→ SUPPLIED ENTRIES:

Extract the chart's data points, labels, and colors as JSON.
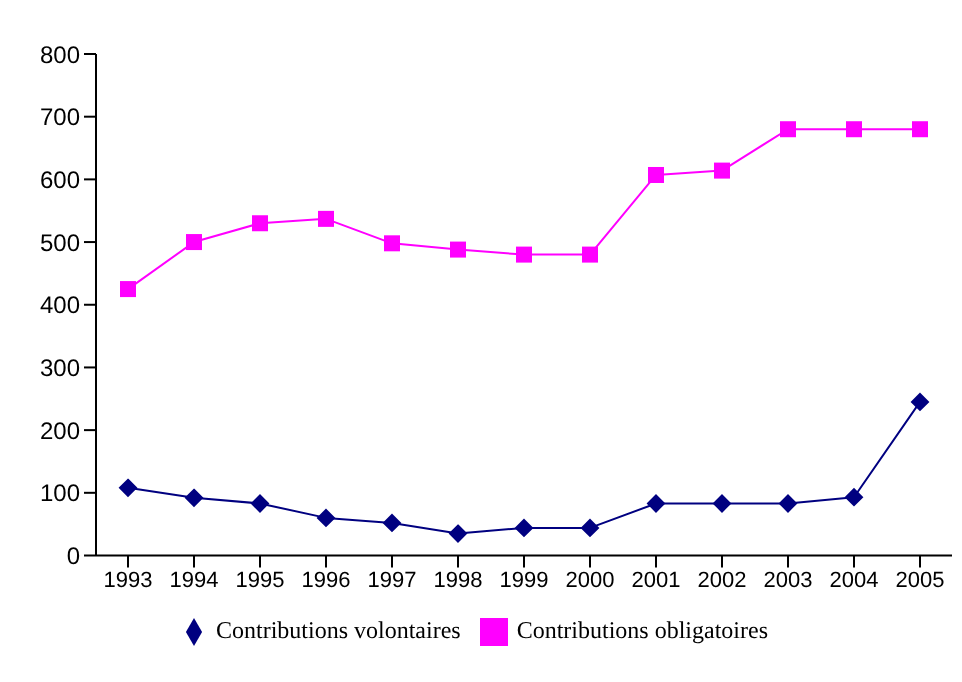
{
  "chart_data": {
    "type": "line",
    "categories": [
      "1993",
      "1994",
      "1995",
      "1996",
      "1997",
      "1998",
      "1999",
      "2000",
      "2001",
      "2002",
      "2003",
      "2004",
      "2005"
    ],
    "series": [
      {
        "name": "Contributions volontaires",
        "color": "#000080",
        "marker": "diamond",
        "values": [
          108,
          92,
          83,
          60,
          52,
          35,
          44,
          44,
          83,
          83,
          83,
          93,
          245
        ]
      },
      {
        "name": "Contributions obligatoires",
        "color": "#ff00ff",
        "marker": "square",
        "values": [
          425,
          500,
          530,
          537,
          498,
          488,
          480,
          480,
          607,
          614,
          680,
          680,
          680
        ]
      }
    ],
    "ylim": [
      0,
      800
    ],
    "yticks": [
      0,
      100,
      200,
      300,
      400,
      500,
      600,
      700,
      800
    ],
    "grid": false,
    "legend": "bottom"
  }
}
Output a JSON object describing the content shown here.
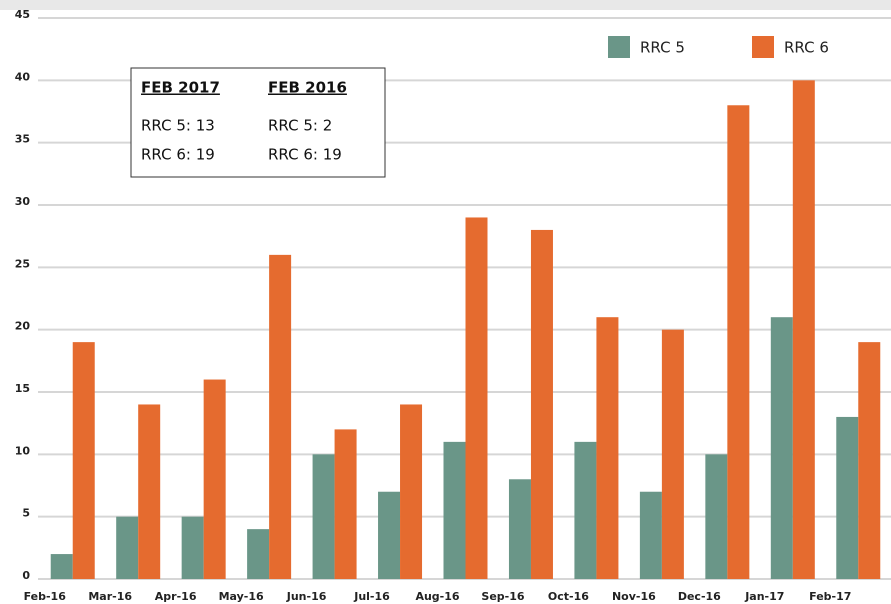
{
  "chart_data": {
    "type": "bar",
    "categories": [
      "Feb-16",
      "Mar-16",
      "Apr-16",
      "May-16",
      "Jun-16",
      "Jul-16",
      "Aug-16",
      "Sep-16",
      "Oct-16",
      "Nov-16",
      "Dec-16",
      "Jan-17",
      "Feb-17"
    ],
    "series": [
      {
        "name": "RRC 5",
        "color": "#6a9688",
        "values": [
          2,
          5,
          5,
          4,
          10,
          7,
          11,
          8,
          11,
          7,
          10,
          21,
          13
        ]
      },
      {
        "name": "RRC 6",
        "color": "#e56b2f",
        "values": [
          19,
          14,
          16,
          26,
          12,
          14,
          29,
          28,
          21,
          20,
          38,
          40,
          19
        ]
      }
    ],
    "ylim": [
      0,
      45
    ],
    "yticks": [
      0,
      5,
      10,
      15,
      20,
      25,
      30,
      35,
      40,
      45
    ],
    "grid": true,
    "annotation_table": {
      "headers": [
        "FEB 2017",
        "FEB 2016"
      ],
      "rows": [
        [
          "RRC 5: 13",
          "RRC 5: 2"
        ],
        [
          "RRC 6: 19",
          "RRC 6: 19"
        ]
      ]
    }
  }
}
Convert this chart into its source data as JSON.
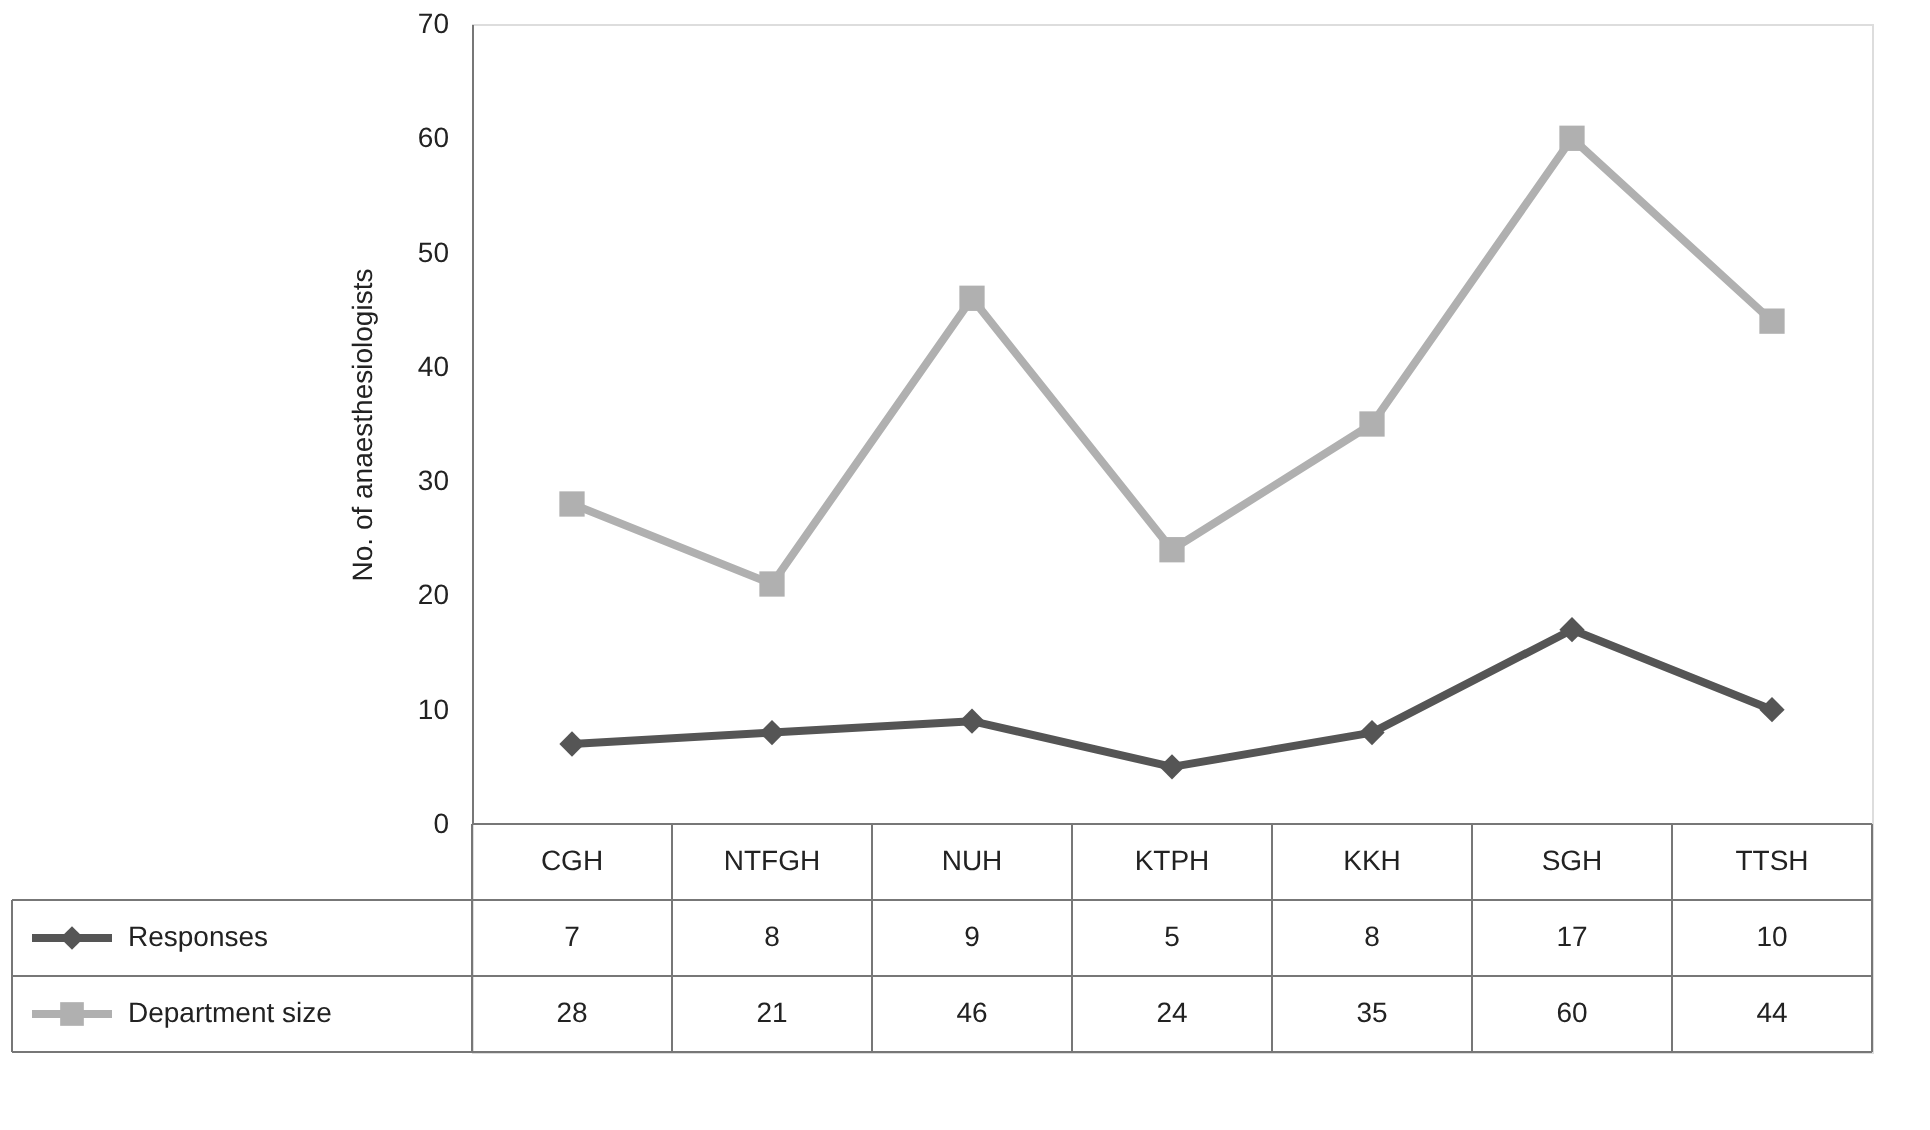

→ TASK TO COMPLETE: Reproduce every entry word for word, but omit the pictures.

→ RESULT BELOW:
Extract the chart's data points, labels, and colors as JSON.
{
  "chart_data": {
    "type": "line",
    "categories": [
      "1993",
      "1994",
      "1995",
      "1996",
      "1997",
      "1998",
      "1999",
      "2000",
      "2001",
      "2002",
      "2003",
      "2004",
      "2005"
    ],
    "series": [
      {
        "name": "Contributions volontaires",
        "color": "#000080",
        "marker": "diamond",
        "values": [
          108,
          92,
          83,
          60,
          52,
          35,
          44,
          44,
          83,
          83,
          83,
          93,
          245
        ]
      },
      {
        "name": "Contributions obligatoires",
        "color": "#ff00ff",
        "marker": "square",
        "values": [
          425,
          500,
          530,
          537,
          498,
          488,
          480,
          480,
          607,
          614,
          680,
          680,
          680
        ]
      }
    ],
    "ylim": [
      0,
      800
    ],
    "yticks": [
      0,
      100,
      200,
      300,
      400,
      500,
      600,
      700,
      800
    ],
    "grid": false,
    "legend": "bottom"
  }
}
Output a JSON object describing the content shown here.
{
  "chart_data": {
    "type": "bar",
    "categories": [
      "Feb-16",
      "Mar-16",
      "Apr-16",
      "May-16",
      "Jun-16",
      "Jul-16",
      "Aug-16",
      "Sep-16",
      "Oct-16",
      "Nov-16",
      "Dec-16",
      "Jan-17",
      "Feb-17"
    ],
    "series": [
      {
        "name": "RRC 5",
        "color": "#6a9688",
        "values": [
          2,
          5,
          5,
          4,
          10,
          7,
          11,
          8,
          11,
          7,
          10,
          21,
          13
        ]
      },
      {
        "name": "RRC 6",
        "color": "#e56b2f",
        "values": [
          19,
          14,
          16,
          26,
          12,
          14,
          29,
          28,
          21,
          20,
          38,
          40,
          19
        ]
      }
    ],
    "ylim": [
      0,
      45
    ],
    "yticks": [
      0,
      5,
      10,
      15,
      20,
      25,
      30,
      35,
      40,
      45
    ],
    "grid": true,
    "annotation_table": {
      "headers": [
        "FEB 2017",
        "FEB 2016"
      ],
      "rows": [
        [
          "RRC 5: 13",
          "RRC 5: 2"
        ],
        [
          "RRC 6: 19",
          "RRC 6: 19"
        ]
      ]
    }
  }
}
Convert this chart into its source data as JSON.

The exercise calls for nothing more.